Written task
State only how many lines below include the string "JSON".

##############################

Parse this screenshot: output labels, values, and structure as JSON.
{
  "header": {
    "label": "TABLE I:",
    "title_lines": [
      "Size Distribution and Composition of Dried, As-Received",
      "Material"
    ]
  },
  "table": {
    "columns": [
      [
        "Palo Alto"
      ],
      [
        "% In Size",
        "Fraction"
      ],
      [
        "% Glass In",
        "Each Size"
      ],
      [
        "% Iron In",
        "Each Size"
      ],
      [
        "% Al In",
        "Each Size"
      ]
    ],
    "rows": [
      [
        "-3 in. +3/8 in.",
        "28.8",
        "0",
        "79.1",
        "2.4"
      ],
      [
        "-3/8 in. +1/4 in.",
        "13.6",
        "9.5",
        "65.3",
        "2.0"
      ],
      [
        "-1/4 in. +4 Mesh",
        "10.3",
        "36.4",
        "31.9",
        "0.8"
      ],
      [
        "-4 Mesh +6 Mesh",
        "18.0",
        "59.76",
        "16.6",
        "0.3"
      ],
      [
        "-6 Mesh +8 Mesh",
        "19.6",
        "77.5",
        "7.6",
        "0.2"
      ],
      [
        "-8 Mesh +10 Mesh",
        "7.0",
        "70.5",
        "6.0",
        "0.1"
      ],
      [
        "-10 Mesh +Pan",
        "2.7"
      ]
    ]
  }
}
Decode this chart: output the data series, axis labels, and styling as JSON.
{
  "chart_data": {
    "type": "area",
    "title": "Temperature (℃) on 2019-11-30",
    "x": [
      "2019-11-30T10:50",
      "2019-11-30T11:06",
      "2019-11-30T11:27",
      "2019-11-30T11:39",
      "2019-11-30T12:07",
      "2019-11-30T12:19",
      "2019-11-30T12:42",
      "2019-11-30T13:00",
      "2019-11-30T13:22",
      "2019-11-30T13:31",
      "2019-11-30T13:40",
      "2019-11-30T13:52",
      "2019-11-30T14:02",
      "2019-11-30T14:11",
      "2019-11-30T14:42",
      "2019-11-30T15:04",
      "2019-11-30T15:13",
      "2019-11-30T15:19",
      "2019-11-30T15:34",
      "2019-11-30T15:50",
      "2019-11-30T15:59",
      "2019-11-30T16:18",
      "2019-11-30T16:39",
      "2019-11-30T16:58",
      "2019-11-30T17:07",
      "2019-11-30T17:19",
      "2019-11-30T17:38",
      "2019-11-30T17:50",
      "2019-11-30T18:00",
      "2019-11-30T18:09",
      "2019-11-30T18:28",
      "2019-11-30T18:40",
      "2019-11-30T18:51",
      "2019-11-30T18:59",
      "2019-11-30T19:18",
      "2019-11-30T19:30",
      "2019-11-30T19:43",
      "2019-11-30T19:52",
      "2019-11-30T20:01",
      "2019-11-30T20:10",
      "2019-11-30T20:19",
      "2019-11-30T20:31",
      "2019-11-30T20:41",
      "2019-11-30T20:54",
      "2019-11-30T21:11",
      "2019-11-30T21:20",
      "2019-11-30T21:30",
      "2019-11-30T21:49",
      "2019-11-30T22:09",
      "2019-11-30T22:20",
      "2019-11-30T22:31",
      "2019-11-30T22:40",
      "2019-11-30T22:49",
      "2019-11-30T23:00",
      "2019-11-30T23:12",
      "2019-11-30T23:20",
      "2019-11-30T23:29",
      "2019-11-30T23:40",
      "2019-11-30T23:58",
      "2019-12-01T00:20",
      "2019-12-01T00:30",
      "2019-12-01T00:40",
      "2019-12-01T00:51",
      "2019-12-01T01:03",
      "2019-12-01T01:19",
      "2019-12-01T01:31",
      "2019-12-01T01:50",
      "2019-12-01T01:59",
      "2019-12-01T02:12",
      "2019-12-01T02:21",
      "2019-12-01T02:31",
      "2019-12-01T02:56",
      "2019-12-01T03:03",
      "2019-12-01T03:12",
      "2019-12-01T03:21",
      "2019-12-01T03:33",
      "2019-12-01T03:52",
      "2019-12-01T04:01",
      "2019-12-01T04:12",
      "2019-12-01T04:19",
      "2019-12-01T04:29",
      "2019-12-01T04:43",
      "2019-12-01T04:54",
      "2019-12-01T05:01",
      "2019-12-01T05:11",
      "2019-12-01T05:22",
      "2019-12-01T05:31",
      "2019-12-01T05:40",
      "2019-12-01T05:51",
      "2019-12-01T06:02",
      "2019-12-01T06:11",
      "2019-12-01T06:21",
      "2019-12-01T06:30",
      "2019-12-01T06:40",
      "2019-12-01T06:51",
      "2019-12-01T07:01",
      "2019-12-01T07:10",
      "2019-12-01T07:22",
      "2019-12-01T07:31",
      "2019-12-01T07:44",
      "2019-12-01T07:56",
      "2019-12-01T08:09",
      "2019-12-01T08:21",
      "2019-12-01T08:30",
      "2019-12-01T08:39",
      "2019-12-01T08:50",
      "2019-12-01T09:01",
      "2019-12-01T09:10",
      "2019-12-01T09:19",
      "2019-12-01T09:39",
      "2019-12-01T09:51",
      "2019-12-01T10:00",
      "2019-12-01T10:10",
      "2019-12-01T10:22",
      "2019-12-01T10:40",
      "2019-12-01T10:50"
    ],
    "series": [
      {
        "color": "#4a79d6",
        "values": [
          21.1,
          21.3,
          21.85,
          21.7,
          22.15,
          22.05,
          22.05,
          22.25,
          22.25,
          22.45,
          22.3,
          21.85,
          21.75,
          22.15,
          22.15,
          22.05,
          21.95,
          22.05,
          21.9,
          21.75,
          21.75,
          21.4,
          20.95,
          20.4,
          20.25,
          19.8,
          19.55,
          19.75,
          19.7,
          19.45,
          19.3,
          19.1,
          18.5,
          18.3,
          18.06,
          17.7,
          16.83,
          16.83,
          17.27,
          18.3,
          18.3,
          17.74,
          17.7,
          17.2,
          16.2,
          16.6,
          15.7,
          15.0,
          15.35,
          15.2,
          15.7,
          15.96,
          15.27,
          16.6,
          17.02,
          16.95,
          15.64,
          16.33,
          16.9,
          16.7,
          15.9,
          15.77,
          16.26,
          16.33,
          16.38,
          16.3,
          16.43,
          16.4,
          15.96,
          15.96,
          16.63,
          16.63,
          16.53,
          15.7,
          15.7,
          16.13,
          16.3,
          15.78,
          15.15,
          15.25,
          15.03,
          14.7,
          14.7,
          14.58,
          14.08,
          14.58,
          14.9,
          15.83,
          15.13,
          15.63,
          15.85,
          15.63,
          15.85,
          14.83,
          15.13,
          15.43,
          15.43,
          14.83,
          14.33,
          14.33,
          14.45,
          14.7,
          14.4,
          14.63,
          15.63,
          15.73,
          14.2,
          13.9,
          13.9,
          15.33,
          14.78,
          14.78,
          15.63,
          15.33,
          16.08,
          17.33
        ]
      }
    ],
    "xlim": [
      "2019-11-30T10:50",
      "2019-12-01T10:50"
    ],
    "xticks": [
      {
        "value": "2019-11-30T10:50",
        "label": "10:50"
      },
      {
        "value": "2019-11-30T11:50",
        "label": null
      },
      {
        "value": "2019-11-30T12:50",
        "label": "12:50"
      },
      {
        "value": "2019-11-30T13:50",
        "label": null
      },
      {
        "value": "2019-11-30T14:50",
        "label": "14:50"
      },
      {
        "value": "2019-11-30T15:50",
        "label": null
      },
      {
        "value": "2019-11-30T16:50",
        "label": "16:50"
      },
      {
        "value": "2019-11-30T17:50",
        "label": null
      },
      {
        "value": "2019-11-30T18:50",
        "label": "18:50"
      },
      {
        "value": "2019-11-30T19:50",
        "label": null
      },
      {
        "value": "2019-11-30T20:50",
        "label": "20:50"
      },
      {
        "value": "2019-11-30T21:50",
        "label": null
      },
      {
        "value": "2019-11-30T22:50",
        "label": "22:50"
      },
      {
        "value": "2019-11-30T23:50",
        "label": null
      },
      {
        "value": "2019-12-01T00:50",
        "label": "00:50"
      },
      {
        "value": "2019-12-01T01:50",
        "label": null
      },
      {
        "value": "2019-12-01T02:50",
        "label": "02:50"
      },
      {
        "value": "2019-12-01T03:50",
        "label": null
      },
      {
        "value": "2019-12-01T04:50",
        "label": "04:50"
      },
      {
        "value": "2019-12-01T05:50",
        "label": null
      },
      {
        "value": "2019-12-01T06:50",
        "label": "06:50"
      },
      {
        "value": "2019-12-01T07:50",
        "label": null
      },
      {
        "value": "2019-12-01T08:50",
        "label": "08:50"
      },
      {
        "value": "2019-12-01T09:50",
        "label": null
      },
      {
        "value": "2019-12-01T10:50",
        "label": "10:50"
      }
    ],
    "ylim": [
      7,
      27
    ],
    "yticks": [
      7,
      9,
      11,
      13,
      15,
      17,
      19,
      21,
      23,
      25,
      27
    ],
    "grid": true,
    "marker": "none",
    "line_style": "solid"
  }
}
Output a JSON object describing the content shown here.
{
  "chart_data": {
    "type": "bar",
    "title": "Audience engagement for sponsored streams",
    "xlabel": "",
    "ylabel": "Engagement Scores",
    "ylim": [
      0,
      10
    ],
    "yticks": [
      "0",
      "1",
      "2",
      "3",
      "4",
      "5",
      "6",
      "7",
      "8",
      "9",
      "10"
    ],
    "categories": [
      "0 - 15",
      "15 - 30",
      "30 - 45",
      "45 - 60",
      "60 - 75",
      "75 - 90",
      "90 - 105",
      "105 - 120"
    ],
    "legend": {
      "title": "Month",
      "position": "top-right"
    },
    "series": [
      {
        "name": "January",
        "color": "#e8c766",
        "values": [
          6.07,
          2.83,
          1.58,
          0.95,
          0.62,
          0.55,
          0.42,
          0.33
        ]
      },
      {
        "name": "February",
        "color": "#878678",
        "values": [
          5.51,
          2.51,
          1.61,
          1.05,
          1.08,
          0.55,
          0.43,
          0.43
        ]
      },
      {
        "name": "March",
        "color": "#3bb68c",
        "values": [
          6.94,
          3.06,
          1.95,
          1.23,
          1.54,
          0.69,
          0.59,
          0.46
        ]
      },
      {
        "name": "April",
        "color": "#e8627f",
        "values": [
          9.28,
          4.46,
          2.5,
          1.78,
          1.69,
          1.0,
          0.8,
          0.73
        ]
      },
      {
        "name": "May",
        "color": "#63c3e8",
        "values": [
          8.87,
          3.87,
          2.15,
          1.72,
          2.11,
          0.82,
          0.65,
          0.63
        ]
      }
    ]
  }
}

##############################

Exercise answer
3